--- TEXT ---
Second, remember that John's Gospel is a highly stylised, artistic creation that recounts seven "signs" or miracles, has seven 'I am' sayings and other 'sevens' (see Bauckham's 'Gospel of Glory' for the details), even while John admits 'there were many other signs that Jesus performed" (ch. 20) - in other words, it is consciously selective, while using seven as the model of divine perfection. There is no reason to think a Johannine miracle is an "invention" based on the Synoptics (as Bultmann claimed sbout ch. 21), but rather that similar healings occurred in Jesus's ministry, both in Jerusalem and Galilee, even if John was influenced to some extent by the Synoptics in the way he wrote about these miracles. The Synoptics, of course, mention no adult visits by Jesus to Jerusalem - but then has Jesus say "Jerusalem, Jerusalem, how often (pollakis) I would have gathered you', a lament that makes no sense if he hadn't often been in the city in the past. So the Synoptics are obviously only telling part of the story and mustn't be treated as the benchmark for judging John - ad most critical scholatship has assumed.
Pax et bonum
William Greenhalgh

Elizabeth said...

Well +Peter, I'm happy to take your word for it given I don't have the smarts to even *start* making my own assessment! It was here at ADU I first heard about "Q" (and that sounds strange, like a close relative of the QAnon thing) so for me this other perspective is more than welcome! :)

Jean said...

I am not acquainted with any books regarding the origins of New Testament texts, lets just say after studying the document theory regarding the Old Testament I was thoroughly discouraged in the way it turned a living text into a dull human intention to rule out the divine - proposing prophecies were written after the event etc etc.

I have encountered the differences regarding the day of Jesus’s death and the two temple cleansing and in looking into both found points where both had logical/common sense explanations - just don’t ask me to remember them completely but I think with Jesus’s death it was what hours were considered a ‘day’ in that period of time.

Regarding the language John wrote and the additional information, perhaps this is too simplistic, however, if given John was John the son of Zebedee - he was young and at first a disciple of John the Baptist, so there at Jesus Baptism and later became a disciple of Jesus… He also lived by all accounts to an old age. In this sense would he not have had a wider grasp theologically than the writers of the other Gospels by his understanding of prophecies coming into reality initially, being one of the first disciples a close bond to Jesus, and then years more than the other writers to grasp lived out understanding of the work of the Holy Spirit and the wide-view vision of Jesus both human and divine? In speculation adding accounts not mention in the other Gospels could simple be events of significance he recalled and knew had not been recorded elsewhere?

Peter Carrell said...

Hi Jean
Any account of the composition of John's Gospel must allow for a "fullness" of wisdom and insight (e.g. such as would come with a long-lived author who himself had direct contact with Jesus in his youth), as well as for recall of events and conversations that did not make their way into the Synoptics. Nevertheless there are challenges to negotiate, especially if we understand the author to have been one of the disciples, such as, per your mention, different days for the crucifixion. Any which way, John's Gospel represents an acute insight into the significance of Jesus as the love of God incarnate in the world.

Mark Murphy said...

Maybe reading John shows us there are more important things than literal historical truth.

Moya said...

That’s very true, Mark, but it is grounded in literal historical fact in Jesus. Ours is a faith of God’s outworking in history from before creation, now and on into the future.

Anonymous said...
--- DATA SHOWN ---
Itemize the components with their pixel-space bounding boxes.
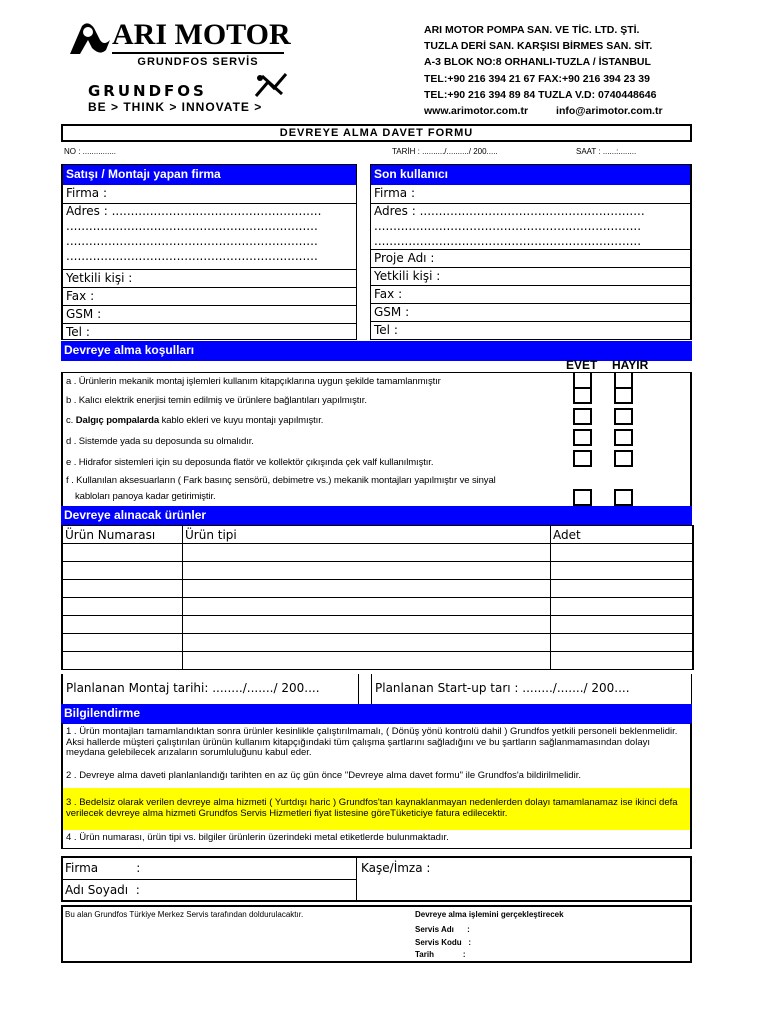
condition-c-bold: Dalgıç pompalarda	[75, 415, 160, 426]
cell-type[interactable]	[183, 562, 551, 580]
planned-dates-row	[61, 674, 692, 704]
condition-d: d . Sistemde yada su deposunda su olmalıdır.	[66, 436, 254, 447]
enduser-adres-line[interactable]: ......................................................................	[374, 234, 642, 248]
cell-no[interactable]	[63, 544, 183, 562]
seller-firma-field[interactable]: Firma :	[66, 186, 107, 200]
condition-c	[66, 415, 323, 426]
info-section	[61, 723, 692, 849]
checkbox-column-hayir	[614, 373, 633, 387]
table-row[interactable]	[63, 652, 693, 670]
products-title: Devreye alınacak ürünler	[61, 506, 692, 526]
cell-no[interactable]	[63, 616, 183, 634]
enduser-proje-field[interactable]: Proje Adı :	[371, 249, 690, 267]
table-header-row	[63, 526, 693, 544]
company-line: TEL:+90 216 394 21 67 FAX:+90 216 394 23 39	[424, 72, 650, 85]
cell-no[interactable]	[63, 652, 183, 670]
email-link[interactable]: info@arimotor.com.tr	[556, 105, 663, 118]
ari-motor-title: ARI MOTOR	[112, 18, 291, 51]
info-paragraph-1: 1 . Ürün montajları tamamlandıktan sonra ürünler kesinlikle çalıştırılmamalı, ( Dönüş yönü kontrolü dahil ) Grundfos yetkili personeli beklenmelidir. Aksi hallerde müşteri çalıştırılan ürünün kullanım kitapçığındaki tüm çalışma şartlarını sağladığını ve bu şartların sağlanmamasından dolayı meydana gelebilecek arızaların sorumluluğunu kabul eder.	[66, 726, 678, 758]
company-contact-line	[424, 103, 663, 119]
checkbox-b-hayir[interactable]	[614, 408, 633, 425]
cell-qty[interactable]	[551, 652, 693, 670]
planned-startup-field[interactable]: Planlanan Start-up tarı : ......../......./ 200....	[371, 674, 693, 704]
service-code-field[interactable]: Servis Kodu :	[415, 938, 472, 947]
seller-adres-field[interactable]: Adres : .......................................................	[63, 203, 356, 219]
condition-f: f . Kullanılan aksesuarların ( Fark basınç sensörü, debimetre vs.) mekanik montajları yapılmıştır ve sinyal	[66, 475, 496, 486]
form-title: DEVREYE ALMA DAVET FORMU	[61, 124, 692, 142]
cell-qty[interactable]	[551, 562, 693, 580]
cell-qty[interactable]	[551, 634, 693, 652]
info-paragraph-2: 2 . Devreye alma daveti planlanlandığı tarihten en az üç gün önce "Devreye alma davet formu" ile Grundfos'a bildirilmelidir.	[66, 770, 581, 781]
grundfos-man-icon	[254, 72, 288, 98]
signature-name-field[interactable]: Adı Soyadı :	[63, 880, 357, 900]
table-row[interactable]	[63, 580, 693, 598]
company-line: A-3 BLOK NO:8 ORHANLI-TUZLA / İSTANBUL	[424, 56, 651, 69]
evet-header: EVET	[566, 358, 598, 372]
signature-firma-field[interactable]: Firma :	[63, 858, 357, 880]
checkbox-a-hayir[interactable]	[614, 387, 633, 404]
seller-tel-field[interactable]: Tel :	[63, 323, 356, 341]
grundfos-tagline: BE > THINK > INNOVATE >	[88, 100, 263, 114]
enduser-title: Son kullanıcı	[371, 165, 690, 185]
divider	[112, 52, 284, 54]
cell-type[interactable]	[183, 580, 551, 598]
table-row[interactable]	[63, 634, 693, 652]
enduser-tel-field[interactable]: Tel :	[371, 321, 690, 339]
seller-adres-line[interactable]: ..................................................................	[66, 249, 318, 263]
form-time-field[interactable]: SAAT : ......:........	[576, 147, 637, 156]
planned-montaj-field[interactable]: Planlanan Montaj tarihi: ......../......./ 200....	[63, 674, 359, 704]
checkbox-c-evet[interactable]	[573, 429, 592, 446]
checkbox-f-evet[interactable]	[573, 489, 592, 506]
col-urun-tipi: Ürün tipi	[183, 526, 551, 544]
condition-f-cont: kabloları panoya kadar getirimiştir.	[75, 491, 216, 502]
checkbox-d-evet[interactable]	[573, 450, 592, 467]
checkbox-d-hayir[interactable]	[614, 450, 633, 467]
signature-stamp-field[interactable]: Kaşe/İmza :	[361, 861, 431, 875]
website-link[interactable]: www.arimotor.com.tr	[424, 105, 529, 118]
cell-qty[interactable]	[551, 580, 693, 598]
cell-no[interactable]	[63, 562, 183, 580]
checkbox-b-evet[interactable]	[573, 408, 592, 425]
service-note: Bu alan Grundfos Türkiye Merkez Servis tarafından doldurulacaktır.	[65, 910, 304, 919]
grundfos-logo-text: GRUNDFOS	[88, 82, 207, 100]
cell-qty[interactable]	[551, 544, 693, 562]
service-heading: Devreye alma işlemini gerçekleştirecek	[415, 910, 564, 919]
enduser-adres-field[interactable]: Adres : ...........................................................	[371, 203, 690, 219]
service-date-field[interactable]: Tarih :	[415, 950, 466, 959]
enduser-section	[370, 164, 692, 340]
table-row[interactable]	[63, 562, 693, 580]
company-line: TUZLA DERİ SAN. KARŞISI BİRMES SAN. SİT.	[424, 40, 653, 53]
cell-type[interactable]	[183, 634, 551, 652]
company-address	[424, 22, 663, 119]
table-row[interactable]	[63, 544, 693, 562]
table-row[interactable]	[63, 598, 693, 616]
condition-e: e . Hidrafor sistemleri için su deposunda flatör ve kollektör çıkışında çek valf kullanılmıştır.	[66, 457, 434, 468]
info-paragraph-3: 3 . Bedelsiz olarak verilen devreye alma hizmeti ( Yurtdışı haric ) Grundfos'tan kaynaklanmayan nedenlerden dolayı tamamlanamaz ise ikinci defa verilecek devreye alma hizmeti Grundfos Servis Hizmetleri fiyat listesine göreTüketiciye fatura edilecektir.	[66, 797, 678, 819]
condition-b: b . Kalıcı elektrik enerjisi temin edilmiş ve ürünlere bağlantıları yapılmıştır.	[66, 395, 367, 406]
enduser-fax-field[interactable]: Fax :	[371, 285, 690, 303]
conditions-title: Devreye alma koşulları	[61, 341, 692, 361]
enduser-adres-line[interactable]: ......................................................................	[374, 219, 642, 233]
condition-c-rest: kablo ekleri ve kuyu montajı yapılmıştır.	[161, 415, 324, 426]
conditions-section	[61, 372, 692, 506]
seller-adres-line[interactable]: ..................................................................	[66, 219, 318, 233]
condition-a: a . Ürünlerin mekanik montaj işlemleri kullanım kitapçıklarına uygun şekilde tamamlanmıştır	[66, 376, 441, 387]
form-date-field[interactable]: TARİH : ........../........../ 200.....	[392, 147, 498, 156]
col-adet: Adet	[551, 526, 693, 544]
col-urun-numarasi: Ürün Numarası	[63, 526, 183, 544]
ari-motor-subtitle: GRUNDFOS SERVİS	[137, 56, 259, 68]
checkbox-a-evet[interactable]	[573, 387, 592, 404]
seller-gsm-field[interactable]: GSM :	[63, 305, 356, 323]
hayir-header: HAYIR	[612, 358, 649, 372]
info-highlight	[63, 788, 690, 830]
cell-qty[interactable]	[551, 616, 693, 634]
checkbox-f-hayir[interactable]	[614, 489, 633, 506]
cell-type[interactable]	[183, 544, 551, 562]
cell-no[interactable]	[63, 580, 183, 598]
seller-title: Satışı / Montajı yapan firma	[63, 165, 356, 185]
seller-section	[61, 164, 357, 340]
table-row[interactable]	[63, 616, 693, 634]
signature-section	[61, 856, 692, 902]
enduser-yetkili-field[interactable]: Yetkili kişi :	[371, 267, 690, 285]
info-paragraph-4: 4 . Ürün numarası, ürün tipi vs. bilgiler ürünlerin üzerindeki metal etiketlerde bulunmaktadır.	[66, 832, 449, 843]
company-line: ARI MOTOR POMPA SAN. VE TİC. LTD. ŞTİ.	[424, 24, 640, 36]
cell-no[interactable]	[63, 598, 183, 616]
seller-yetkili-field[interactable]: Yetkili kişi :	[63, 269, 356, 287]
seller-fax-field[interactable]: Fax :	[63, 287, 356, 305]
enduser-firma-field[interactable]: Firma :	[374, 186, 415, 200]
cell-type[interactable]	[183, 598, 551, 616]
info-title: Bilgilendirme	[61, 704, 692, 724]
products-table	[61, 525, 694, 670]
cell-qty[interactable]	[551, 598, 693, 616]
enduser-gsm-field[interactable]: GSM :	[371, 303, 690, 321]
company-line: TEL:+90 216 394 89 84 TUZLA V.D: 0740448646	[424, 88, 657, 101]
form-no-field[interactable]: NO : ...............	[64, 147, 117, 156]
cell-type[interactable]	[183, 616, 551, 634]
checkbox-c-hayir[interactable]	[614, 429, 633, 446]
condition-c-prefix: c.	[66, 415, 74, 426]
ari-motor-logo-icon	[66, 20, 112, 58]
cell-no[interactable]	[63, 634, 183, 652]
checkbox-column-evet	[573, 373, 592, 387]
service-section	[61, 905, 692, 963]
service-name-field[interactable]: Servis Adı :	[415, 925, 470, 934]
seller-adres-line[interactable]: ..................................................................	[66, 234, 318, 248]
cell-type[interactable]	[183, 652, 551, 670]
---
# WRITTEN TASKS
1 - In the discussion of John's Gospel, write out the stretch from "I am not acquainted" through "event etc etc." again, substituting "disheartened" for "discouraged".
2 - Copy the entries word for word, the stretch from the line that contains "415, 160, 426]" through the line that contains "condition-d: d .".

# REPLIES
1 -
I am not acquainted with any books regarding the origins of New Testament texts, lets just say after studying the document theory regarding the Old Testament I was thoroughly disheartened in the way it turned a living text into a dull human intention to rule out the divine - proposing prophecies were written after the event etc etc.

2 -
condition-c-bold: Dalgıç pompalarda	[75, 415, 160, 426]
cell-type[interactable]	[183, 562, 551, 580]
planned-dates-row	[61, 674, 692, 704]
condition-d: d . Sistemde yada su deposunda su olmalıdır.	[66, 436, 254, 447]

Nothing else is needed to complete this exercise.